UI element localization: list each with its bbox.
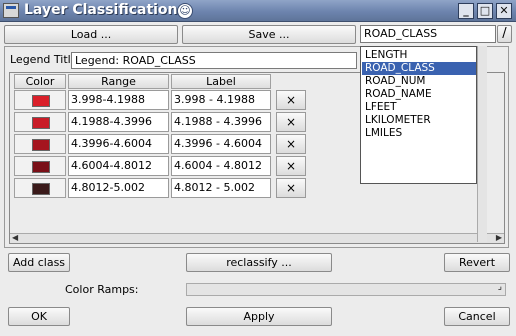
ok-button[interactable]: OK bbox=[8, 307, 70, 326]
globe-icon[interactable]: ☺ bbox=[177, 3, 193, 19]
maximize-button[interactable]: □ bbox=[477, 3, 493, 19]
dropdown-option[interactable]: ROAD_NUM bbox=[362, 75, 476, 88]
dropdown-option[interactable]: ROAD_NAME bbox=[362, 88, 476, 101]
range-cell[interactable]: 4.8012-5.002 bbox=[68, 178, 169, 198]
color-swatch[interactable] bbox=[32, 139, 50, 151]
field-select[interactable]: ROAD_CLASS bbox=[360, 25, 496, 43]
window-title: Layer Classification bbox=[24, 2, 178, 18]
color-cell[interactable] bbox=[14, 90, 66, 110]
load-button[interactable]: Load ... bbox=[4, 25, 178, 44]
revert-button[interactable]: Revert bbox=[444, 253, 510, 272]
range-cell[interactable]: 4.1988-4.3996 bbox=[68, 112, 169, 132]
add-class-button[interactable]: Add class bbox=[8, 253, 70, 272]
delete-class-button[interactable]: × bbox=[276, 112, 306, 132]
label-cell[interactable]: 3.998 - 4.1988 bbox=[171, 90, 271, 110]
save-button[interactable]: Save ... bbox=[182, 25, 356, 44]
color-ramps-label: Color Ramps: bbox=[65, 283, 139, 296]
color-cell[interactable] bbox=[14, 112, 66, 132]
minimize-button[interactable]: _ bbox=[458, 3, 474, 19]
cancel-button[interactable]: Cancel bbox=[444, 307, 510, 326]
color-swatch[interactable] bbox=[32, 161, 50, 173]
delete-class-button[interactable]: × bbox=[276, 90, 306, 110]
apply-button[interactable]: Apply bbox=[186, 307, 332, 326]
color-cell[interactable] bbox=[14, 178, 66, 198]
range-cell[interactable]: 4.3996-4.6004 bbox=[68, 134, 169, 154]
label-cell[interactable]: 4.6004 - 4.8012 bbox=[171, 156, 271, 176]
vertical-scrollbar[interactable] bbox=[477, 46, 487, 242]
dropdown-option[interactable]: LFEET bbox=[362, 101, 476, 114]
dropdown-option[interactable]: LMILES bbox=[362, 127, 476, 140]
label-cell[interactable]: 4.1988 - 4.3996 bbox=[171, 112, 271, 132]
dropdown-option-selected[interactable]: ROAD_CLASS bbox=[362, 62, 476, 75]
field-dropdown-list: LENGTH ROAD_CLASS ROAD_NUM ROAD_NAME LFE… bbox=[360, 46, 477, 184]
window-menu-icon[interactable] bbox=[3, 3, 19, 18]
scroll-right-icon[interactable]: ▶ bbox=[496, 233, 502, 242]
color-cell[interactable] bbox=[14, 134, 66, 154]
reclassify-button[interactable]: reclassify ... bbox=[186, 253, 332, 272]
dropdown-option[interactable]: LENGTH bbox=[362, 49, 476, 62]
label-cell[interactable]: 4.3996 - 4.6004 bbox=[171, 134, 271, 154]
title-bar: Layer Classification ☺ _ □ ✕ bbox=[0, 0, 516, 22]
column-header-color: Color bbox=[14, 74, 66, 89]
scroll-left-icon[interactable]: ◀ bbox=[12, 233, 18, 242]
color-swatch[interactable] bbox=[32, 183, 50, 195]
color-ramps-select[interactable]: ⌟ bbox=[186, 282, 506, 296]
label-cell[interactable]: 4.8012 - 5.002 bbox=[171, 178, 271, 198]
range-cell[interactable]: 4.6004-4.8012 bbox=[68, 156, 169, 176]
color-cell[interactable] bbox=[14, 156, 66, 176]
ramp-dropdown-icon[interactable]: ⌟ bbox=[498, 282, 502, 292]
color-swatch[interactable] bbox=[32, 117, 50, 129]
table-horizontal-scrollbar[interactable]: ◀ ▶ bbox=[10, 233, 504, 243]
range-cell[interactable]: 3.998-4.1988 bbox=[68, 90, 169, 110]
delete-class-button[interactable]: × bbox=[276, 156, 306, 176]
close-button[interactable]: ✕ bbox=[496, 3, 512, 19]
color-swatch[interactable] bbox=[32, 95, 50, 107]
delete-class-button[interactable]: × bbox=[276, 178, 306, 198]
delete-class-button[interactable]: × bbox=[276, 134, 306, 154]
dropdown-option[interactable]: LKILOMETER bbox=[362, 114, 476, 127]
column-header-range: Range bbox=[68, 74, 169, 89]
column-header-label: Label bbox=[171, 74, 271, 89]
field-select-toggle-button[interactable]: / bbox=[497, 25, 512, 43]
legend-title-input[interactable]: Legend: ROAD_CLASS bbox=[71, 52, 357, 69]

—————

Return every line of the records above, copied verbatim, but omit the picture placeholders.

UI element localization: list each with its bbox.
ok-button[interactable]: OK bbox=[8, 307, 70, 326]
globe-icon[interactable]: ☺ bbox=[177, 3, 193, 19]
maximize-button[interactable]: □ bbox=[477, 3, 493, 19]
dropdown-option[interactable]: ROAD_NUM bbox=[362, 75, 476, 88]
dropdown-option[interactable]: ROAD_NAME bbox=[362, 88, 476, 101]
range-cell[interactable]: 4.8012-5.002 bbox=[68, 178, 169, 198]
color-swatch[interactable] bbox=[32, 139, 50, 151]
field-select[interactable]: ROAD_CLASS bbox=[360, 25, 496, 43]
window-title: Layer Classification bbox=[24, 2, 178, 18]
color-cell[interactable] bbox=[14, 90, 66, 110]
load-button[interactable]: Load ... bbox=[4, 25, 178, 44]
revert-button[interactable]: Revert bbox=[444, 253, 510, 272]
range-cell[interactable]: 4.1988-4.3996 bbox=[68, 112, 169, 132]
add-class-button[interactable]: Add class bbox=[8, 253, 70, 272]
delete-class-button[interactable]: × bbox=[276, 112, 306, 132]
label-cell[interactable]: 3.998 - 4.1988 bbox=[171, 90, 271, 110]
save-button[interactable]: Save ... bbox=[182, 25, 356, 44]
color-ramps-label: Color Ramps: bbox=[65, 283, 139, 296]
color-cell[interactable] bbox=[14, 112, 66, 132]
minimize-button[interactable]: _ bbox=[458, 3, 474, 19]
cancel-button[interactable]: Cancel bbox=[444, 307, 510, 326]
color-swatch[interactable] bbox=[32, 161, 50, 173]
delete-class-button[interactable]: × bbox=[276, 90, 306, 110]
apply-button[interactable]: Apply bbox=[186, 307, 332, 326]
color-cell[interactable] bbox=[14, 178, 66, 198]
range-cell[interactable]: 4.3996-4.6004 bbox=[68, 134, 169, 154]
label-cell[interactable]: 4.6004 - 4.8012 bbox=[171, 156, 271, 176]
vertical-scrollbar[interactable] bbox=[477, 46, 487, 242]
dropdown-option[interactable]: LFEET bbox=[362, 101, 476, 114]
dropdown-option[interactable]: LMILES bbox=[362, 127, 476, 140]
label-cell[interactable]: 4.1988 - 4.3996 bbox=[171, 112, 271, 132]
dropdown-option-selected[interactable]: ROAD_CLASS bbox=[362, 62, 476, 75]
field-dropdown-list: LENGTH ROAD_CLASS ROAD_NUM ROAD_NAME LFE… bbox=[360, 46, 477, 184]
window-menu-icon[interactable] bbox=[3, 3, 19, 18]
scroll-right-icon[interactable]: ▶ bbox=[496, 233, 502, 242]
color-cell[interactable] bbox=[14, 134, 66, 154]
reclassify-button[interactable]: reclassify ... bbox=[186, 253, 332, 272]
dropdown-option[interactable]: LENGTH bbox=[362, 49, 476, 62]
label-cell[interactable]: 4.3996 - 4.6004 bbox=[171, 134, 271, 154]
title-bar: Layer Classification ☺ _ □ ✕ bbox=[0, 0, 516, 22]
column-header-color: Color bbox=[14, 74, 66, 89]
scroll-left-icon[interactable]: ◀ bbox=[12, 233, 18, 242]
color-swatch[interactable] bbox=[32, 183, 50, 195]
color-ramps-select[interactable]: ⌟ bbox=[186, 282, 506, 296]
label-cell[interactable]: 4.8012 - 5.002 bbox=[171, 178, 271, 198]
range-cell[interactable]: 4.6004-4.8012 bbox=[68, 156, 169, 176]
color-cell[interactable] bbox=[14, 156, 66, 176]
ramp-dropdown-icon[interactable]: ⌟ bbox=[498, 282, 502, 292]
color-swatch[interactable] bbox=[32, 117, 50, 129]
table-horizontal-scrollbar[interactable]: ◀ ▶ bbox=[10, 233, 504, 243]
range-cell[interactable]: 3.998-4.1988 bbox=[68, 90, 169, 110]
delete-class-button[interactable]: × bbox=[276, 156, 306, 176]
close-button[interactable]: ✕ bbox=[496, 3, 512, 19]
color-swatch[interactable] bbox=[32, 95, 50, 107]
delete-class-button[interactable]: × bbox=[276, 178, 306, 198]
delete-class-button[interactable]: × bbox=[276, 134, 306, 154]
dropdown-option[interactable]: LKILOMETER bbox=[362, 114, 476, 127]
column-header-range: Range bbox=[68, 74, 169, 89]
column-header-label: Label bbox=[171, 74, 271, 89]
field-select-toggle-button[interactable]: / bbox=[497, 25, 512, 43]
legend-title-input[interactable]: Legend: ROAD_CLASS bbox=[71, 52, 357, 69]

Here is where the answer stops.